Dataset records:
>>>
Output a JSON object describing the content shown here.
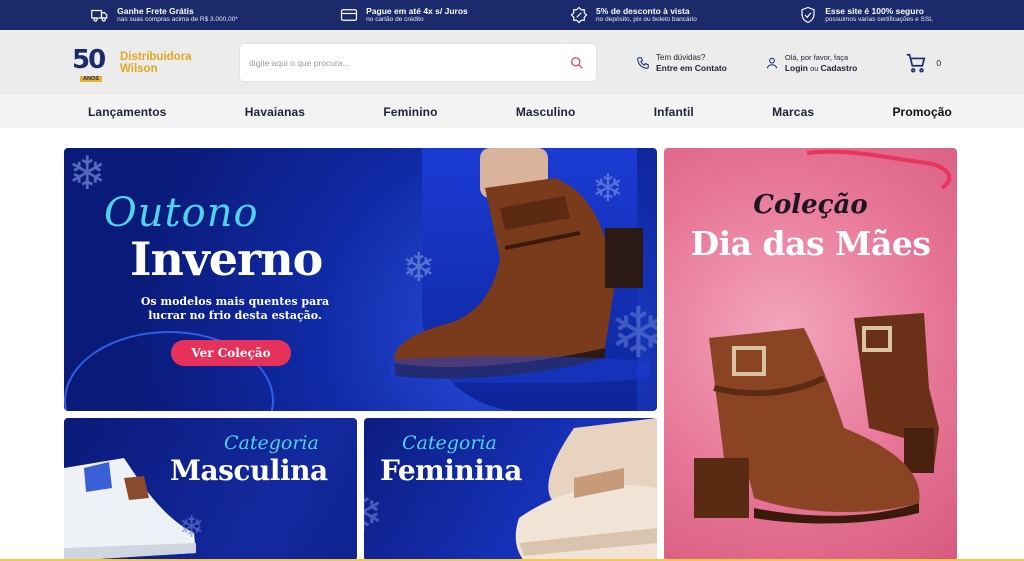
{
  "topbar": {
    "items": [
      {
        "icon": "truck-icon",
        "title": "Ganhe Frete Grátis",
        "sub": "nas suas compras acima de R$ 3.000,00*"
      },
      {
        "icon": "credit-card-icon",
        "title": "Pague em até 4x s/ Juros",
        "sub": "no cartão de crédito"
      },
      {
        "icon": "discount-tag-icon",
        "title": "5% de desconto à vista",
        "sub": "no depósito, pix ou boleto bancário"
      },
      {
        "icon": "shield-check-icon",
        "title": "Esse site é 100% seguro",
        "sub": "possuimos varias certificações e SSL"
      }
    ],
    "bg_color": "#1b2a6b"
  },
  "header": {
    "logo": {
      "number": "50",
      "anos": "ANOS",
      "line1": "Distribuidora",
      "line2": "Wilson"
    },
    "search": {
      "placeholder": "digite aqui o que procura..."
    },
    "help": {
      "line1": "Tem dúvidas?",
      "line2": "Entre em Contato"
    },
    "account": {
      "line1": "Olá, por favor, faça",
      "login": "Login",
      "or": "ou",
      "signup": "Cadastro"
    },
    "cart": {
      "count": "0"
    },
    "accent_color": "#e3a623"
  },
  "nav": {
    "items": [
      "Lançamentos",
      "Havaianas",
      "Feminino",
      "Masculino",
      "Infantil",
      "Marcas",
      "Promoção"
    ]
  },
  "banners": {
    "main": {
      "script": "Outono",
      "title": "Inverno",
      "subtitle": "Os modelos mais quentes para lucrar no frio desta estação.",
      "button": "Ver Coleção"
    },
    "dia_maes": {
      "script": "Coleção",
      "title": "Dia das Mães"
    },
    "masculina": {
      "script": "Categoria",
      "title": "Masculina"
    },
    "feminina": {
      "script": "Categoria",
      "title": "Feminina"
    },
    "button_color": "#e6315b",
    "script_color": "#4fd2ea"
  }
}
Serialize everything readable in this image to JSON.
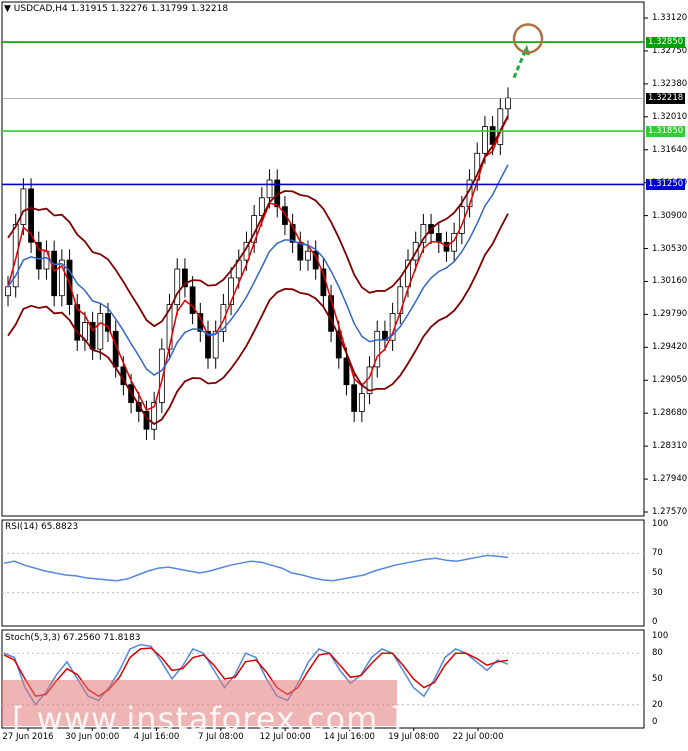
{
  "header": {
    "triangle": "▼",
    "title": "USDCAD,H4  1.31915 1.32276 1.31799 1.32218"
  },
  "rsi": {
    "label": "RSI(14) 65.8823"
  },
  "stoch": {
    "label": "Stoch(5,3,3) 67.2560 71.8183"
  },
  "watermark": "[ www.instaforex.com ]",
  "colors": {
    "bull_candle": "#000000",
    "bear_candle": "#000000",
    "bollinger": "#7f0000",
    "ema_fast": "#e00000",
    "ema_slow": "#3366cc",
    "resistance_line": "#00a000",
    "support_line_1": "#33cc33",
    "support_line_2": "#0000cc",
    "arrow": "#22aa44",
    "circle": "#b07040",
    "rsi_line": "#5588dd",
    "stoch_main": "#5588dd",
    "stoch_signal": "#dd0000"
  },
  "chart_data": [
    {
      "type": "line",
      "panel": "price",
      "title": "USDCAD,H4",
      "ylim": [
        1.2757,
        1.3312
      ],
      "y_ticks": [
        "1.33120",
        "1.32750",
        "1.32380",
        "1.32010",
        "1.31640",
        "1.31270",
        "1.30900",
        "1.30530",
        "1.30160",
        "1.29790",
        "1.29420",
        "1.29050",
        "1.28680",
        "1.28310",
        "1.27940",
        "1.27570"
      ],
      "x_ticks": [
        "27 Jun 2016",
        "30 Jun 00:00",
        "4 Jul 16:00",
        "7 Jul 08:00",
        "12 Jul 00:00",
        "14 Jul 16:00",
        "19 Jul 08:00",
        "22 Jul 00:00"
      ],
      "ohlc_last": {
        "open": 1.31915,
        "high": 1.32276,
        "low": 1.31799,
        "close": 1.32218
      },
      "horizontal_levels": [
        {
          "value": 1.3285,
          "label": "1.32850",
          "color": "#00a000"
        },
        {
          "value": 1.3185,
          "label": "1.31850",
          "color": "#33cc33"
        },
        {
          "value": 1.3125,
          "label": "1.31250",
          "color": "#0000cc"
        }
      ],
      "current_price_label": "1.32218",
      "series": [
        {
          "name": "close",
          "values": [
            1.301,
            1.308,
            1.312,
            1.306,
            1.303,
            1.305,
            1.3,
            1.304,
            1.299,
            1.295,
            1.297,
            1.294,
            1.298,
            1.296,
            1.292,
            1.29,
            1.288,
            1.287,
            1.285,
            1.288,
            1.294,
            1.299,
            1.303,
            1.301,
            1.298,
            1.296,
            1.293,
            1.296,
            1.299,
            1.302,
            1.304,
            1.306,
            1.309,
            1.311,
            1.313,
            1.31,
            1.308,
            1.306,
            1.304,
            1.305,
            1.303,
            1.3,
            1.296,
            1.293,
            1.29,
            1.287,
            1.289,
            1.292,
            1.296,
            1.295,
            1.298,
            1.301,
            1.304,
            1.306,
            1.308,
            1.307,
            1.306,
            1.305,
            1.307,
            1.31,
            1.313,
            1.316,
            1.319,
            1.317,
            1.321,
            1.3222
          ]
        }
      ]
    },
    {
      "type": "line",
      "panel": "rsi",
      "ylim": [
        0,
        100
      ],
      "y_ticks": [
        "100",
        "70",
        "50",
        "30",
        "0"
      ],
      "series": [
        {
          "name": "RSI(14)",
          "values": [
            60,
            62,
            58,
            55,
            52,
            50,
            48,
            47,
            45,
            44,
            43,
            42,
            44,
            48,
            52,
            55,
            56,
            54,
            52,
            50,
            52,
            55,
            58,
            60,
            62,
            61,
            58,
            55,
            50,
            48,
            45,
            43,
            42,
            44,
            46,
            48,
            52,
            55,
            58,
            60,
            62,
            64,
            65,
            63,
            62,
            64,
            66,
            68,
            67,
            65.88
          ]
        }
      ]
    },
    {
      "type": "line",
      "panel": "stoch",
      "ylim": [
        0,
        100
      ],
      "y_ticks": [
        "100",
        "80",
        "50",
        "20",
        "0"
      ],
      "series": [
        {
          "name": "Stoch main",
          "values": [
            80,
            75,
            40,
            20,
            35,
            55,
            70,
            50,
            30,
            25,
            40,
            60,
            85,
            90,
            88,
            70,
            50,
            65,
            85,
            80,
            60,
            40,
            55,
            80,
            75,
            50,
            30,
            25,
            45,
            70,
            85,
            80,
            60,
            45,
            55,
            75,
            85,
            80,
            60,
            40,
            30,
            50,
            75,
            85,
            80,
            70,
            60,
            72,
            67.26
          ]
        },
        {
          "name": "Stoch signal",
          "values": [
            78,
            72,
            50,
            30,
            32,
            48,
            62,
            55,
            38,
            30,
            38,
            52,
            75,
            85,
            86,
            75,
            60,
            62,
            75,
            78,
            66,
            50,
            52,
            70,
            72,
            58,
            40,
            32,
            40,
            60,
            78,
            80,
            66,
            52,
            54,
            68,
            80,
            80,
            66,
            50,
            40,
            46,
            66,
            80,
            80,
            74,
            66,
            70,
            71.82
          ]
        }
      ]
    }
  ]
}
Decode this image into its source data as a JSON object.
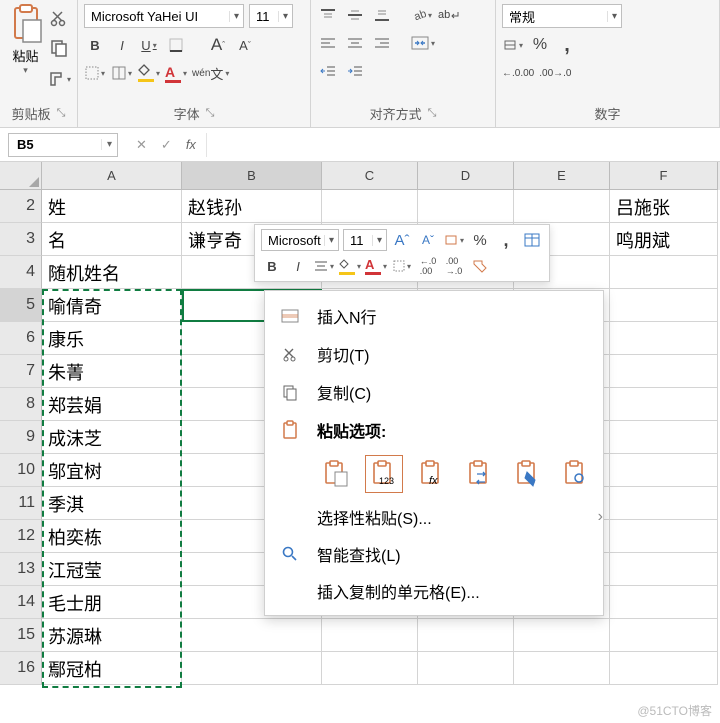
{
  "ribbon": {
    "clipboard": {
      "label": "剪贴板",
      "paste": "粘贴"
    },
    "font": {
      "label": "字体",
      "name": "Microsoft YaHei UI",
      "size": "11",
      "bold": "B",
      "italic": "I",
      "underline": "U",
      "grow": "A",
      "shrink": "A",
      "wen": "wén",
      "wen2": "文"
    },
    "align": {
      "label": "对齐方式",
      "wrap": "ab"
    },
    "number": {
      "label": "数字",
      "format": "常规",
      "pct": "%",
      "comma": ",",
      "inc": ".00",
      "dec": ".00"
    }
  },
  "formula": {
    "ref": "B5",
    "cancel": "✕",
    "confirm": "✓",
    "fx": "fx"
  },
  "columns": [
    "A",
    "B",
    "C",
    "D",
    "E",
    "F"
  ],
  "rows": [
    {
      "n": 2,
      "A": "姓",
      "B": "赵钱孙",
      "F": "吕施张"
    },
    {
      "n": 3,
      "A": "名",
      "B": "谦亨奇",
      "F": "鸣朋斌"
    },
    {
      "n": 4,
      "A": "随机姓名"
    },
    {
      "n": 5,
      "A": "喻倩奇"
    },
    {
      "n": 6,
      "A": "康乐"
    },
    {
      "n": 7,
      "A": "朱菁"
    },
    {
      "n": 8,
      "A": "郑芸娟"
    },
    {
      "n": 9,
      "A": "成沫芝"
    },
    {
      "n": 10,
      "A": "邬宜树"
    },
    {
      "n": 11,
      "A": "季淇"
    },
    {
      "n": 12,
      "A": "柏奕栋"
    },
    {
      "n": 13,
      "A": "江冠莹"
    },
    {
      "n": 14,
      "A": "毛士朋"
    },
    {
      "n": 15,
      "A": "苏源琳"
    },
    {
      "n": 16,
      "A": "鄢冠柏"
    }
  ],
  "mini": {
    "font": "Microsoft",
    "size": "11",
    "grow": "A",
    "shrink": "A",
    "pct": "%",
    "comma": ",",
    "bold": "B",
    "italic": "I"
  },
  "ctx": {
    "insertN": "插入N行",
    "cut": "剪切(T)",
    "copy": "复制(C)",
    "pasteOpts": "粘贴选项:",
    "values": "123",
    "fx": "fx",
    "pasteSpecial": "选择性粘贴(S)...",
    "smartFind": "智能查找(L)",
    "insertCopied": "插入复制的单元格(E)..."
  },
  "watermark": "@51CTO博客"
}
<<<
TASK GOAL ▸
Reproduce word for word the lines running from the line with "Decode this image" through the end of the data, both included, and nothing else; leave out the pictures.

RESPONSE BELOW ▸
Decode this image into its source data as a JSON object.
{
  "ribbon": {
    "clipboard": {
      "label": "剪贴板",
      "paste": "粘贴"
    },
    "font": {
      "label": "字体",
      "name": "Microsoft YaHei UI",
      "size": "11",
      "bold": "B",
      "italic": "I",
      "underline": "U",
      "grow": "A",
      "shrink": "A",
      "wen": "wén",
      "wen2": "文"
    },
    "align": {
      "label": "对齐方式",
      "wrap": "ab"
    },
    "number": {
      "label": "数字",
      "format": "常规",
      "pct": "%",
      "comma": ",",
      "inc": ".00",
      "dec": ".00"
    }
  },
  "formula": {
    "ref": "B5",
    "cancel": "✕",
    "confirm": "✓",
    "fx": "fx"
  },
  "columns": [
    "A",
    "B",
    "C",
    "D",
    "E",
    "F"
  ],
  "rows": [
    {
      "n": 2,
      "A": "姓",
      "B": "赵钱孙",
      "F": "吕施张"
    },
    {
      "n": 3,
      "A": "名",
      "B": "谦亨奇",
      "F": "鸣朋斌"
    },
    {
      "n": 4,
      "A": "随机姓名"
    },
    {
      "n": 5,
      "A": "喻倩奇"
    },
    {
      "n": 6,
      "A": "康乐"
    },
    {
      "n": 7,
      "A": "朱菁"
    },
    {
      "n": 8,
      "A": "郑芸娟"
    },
    {
      "n": 9,
      "A": "成沫芝"
    },
    {
      "n": 10,
      "A": "邬宜树"
    },
    {
      "n": 11,
      "A": "季淇"
    },
    {
      "n": 12,
      "A": "柏奕栋"
    },
    {
      "n": 13,
      "A": "江冠莹"
    },
    {
      "n": 14,
      "A": "毛士朋"
    },
    {
      "n": 15,
      "A": "苏源琳"
    },
    {
      "n": 16,
      "A": "鄢冠柏"
    }
  ],
  "mini": {
    "font": "Microsoft",
    "size": "11",
    "grow": "A",
    "shrink": "A",
    "pct": "%",
    "comma": ",",
    "bold": "B",
    "italic": "I"
  },
  "ctx": {
    "insertN": "插入N行",
    "cut": "剪切(T)",
    "copy": "复制(C)",
    "pasteOpts": "粘贴选项:",
    "values": "123",
    "fx": "fx",
    "pasteSpecial": "选择性粘贴(S)...",
    "smartFind": "智能查找(L)",
    "insertCopied": "插入复制的单元格(E)..."
  },
  "watermark": "@51CTO博客"
}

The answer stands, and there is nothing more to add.